**Instruction**
Look through the records below, and copy out every line that holds the string "Angle".

========

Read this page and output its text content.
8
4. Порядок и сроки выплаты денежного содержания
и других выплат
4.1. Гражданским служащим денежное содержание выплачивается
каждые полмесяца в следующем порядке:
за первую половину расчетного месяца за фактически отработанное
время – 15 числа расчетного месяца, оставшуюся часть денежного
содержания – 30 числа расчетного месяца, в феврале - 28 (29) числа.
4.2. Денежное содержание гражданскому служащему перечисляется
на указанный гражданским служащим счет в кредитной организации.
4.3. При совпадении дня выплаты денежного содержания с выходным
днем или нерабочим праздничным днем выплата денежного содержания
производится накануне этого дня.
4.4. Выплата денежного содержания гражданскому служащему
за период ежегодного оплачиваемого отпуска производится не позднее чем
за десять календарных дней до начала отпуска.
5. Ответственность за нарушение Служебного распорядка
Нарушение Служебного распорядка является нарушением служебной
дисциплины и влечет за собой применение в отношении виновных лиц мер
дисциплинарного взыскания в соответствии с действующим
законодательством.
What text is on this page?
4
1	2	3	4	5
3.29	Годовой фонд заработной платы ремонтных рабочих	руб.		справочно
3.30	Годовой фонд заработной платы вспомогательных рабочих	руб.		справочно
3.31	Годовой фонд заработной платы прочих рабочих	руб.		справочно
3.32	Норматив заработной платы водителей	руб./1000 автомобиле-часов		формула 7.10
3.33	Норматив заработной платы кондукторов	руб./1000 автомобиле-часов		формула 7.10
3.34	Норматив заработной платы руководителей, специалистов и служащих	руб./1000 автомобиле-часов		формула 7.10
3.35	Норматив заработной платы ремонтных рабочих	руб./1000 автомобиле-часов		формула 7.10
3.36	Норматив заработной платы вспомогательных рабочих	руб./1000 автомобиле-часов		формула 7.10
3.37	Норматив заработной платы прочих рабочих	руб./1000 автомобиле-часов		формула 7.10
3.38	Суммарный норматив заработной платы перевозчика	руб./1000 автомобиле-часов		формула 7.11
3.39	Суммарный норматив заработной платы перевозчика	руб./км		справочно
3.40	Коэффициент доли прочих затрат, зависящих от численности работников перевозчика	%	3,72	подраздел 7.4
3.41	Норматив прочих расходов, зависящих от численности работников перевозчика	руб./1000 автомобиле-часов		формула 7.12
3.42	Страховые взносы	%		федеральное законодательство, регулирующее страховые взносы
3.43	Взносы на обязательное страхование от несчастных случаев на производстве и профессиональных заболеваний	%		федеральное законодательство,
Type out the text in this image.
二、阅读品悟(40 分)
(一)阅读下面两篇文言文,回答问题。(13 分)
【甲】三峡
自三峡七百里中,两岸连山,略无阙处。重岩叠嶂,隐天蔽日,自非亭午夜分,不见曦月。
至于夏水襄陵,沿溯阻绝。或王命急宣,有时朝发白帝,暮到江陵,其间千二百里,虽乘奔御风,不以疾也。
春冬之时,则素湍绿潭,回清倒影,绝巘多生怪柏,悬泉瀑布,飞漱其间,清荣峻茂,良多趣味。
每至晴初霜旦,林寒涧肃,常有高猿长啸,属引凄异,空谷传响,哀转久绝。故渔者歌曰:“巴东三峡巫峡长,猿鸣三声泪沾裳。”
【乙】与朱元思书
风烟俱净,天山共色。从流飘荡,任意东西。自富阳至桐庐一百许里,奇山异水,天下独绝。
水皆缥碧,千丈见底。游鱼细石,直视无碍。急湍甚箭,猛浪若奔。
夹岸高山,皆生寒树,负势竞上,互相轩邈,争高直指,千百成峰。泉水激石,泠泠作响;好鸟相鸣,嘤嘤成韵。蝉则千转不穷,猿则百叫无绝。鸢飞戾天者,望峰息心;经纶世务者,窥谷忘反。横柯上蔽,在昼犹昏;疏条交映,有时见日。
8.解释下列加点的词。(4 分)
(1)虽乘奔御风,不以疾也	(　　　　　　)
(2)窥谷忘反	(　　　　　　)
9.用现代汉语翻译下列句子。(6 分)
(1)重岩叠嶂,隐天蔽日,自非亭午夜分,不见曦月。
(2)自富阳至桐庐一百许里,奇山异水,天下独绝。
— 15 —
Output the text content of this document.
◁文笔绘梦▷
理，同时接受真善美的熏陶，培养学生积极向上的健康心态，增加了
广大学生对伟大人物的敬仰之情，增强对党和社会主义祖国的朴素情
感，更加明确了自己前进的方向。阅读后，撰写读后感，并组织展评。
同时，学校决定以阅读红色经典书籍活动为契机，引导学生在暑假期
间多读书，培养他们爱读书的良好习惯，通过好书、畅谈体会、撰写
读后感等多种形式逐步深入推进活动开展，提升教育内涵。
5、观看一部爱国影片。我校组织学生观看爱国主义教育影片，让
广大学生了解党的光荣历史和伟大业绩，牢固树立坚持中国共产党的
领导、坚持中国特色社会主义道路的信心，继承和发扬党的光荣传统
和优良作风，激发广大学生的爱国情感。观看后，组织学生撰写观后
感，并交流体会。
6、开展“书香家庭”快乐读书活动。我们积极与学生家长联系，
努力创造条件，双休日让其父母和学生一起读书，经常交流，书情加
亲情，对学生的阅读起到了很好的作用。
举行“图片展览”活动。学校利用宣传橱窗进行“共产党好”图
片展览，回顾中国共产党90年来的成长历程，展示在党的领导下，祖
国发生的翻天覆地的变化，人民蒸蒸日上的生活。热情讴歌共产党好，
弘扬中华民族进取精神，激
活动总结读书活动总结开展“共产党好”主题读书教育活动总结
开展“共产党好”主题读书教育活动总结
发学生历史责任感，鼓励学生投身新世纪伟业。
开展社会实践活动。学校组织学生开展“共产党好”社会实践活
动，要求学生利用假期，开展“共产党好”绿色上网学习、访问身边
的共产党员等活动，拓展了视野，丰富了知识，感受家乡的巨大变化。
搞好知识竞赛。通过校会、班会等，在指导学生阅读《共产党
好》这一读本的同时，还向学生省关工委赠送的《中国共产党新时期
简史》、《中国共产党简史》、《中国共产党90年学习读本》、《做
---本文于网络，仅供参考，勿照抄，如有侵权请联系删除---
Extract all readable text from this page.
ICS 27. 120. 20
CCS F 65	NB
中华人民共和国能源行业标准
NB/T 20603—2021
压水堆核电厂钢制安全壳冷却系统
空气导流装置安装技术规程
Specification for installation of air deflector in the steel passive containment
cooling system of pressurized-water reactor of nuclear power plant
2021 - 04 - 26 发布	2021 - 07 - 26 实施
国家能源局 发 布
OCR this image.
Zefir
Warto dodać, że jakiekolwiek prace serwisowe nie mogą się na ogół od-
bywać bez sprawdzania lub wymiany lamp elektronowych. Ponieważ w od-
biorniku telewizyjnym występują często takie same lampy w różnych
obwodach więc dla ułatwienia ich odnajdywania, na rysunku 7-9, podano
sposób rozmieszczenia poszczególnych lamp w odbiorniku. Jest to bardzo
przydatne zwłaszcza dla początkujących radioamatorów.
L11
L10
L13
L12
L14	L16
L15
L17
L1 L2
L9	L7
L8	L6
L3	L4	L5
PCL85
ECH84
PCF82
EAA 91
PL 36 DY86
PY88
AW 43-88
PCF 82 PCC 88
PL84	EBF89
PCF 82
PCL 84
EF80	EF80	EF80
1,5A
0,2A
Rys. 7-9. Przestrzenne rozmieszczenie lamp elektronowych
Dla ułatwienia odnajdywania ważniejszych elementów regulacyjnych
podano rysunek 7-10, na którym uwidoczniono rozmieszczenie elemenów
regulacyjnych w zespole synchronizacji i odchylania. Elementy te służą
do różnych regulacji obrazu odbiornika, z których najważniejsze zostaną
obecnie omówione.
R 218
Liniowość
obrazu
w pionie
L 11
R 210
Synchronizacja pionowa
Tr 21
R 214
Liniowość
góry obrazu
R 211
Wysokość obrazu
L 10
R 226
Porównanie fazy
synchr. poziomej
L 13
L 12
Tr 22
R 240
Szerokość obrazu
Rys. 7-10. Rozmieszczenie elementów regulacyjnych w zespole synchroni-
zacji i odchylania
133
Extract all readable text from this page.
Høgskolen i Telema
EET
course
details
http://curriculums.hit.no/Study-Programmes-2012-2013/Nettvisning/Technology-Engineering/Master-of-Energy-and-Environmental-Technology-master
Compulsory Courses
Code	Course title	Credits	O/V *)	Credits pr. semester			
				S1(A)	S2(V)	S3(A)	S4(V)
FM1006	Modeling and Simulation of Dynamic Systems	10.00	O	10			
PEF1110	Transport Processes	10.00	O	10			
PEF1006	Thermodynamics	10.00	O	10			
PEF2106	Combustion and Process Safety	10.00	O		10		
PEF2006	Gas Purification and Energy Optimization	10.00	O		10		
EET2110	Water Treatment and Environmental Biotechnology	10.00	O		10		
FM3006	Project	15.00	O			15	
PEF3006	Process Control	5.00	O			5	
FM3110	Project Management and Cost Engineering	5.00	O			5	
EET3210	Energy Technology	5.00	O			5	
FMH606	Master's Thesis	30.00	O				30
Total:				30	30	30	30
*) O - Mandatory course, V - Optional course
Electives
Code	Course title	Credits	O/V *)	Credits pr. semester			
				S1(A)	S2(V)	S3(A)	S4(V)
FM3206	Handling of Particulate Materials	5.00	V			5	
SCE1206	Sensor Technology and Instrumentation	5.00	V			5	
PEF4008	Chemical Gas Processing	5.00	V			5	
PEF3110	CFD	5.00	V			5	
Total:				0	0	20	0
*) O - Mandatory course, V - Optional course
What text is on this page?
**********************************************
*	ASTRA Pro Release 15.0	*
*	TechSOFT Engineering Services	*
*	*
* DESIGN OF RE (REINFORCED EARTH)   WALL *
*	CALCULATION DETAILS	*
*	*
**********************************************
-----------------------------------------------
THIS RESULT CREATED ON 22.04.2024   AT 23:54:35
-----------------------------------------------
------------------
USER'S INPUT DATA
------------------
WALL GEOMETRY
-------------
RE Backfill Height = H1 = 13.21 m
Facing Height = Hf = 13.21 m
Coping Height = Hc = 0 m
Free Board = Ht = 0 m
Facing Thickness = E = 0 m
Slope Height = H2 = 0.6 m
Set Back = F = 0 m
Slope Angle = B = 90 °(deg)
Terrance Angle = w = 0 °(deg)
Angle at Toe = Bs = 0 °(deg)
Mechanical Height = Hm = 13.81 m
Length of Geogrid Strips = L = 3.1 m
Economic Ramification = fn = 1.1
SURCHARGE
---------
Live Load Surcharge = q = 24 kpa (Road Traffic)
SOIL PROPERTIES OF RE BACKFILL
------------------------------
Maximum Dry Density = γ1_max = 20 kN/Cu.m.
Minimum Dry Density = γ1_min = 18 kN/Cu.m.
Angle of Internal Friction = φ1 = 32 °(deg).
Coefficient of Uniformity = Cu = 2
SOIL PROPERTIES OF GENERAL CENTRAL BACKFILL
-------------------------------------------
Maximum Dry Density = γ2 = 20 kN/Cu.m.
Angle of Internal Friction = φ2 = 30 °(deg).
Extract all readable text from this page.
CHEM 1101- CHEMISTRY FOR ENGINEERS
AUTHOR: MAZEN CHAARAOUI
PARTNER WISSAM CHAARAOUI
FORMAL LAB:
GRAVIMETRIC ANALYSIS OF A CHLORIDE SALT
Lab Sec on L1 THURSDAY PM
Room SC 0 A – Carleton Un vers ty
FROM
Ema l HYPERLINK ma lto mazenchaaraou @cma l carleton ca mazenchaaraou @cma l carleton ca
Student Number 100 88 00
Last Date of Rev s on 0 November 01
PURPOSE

========

**Task response**
Slope Angle = B = 90 °(deg)
Terrance Angle = w = 0 °(deg)
Angle at Toe = Bs = 0 °(deg)
Angle of Internal Friction = φ1 = 32 °(deg).
Angle of Internal Friction = φ2 = 30 °(deg).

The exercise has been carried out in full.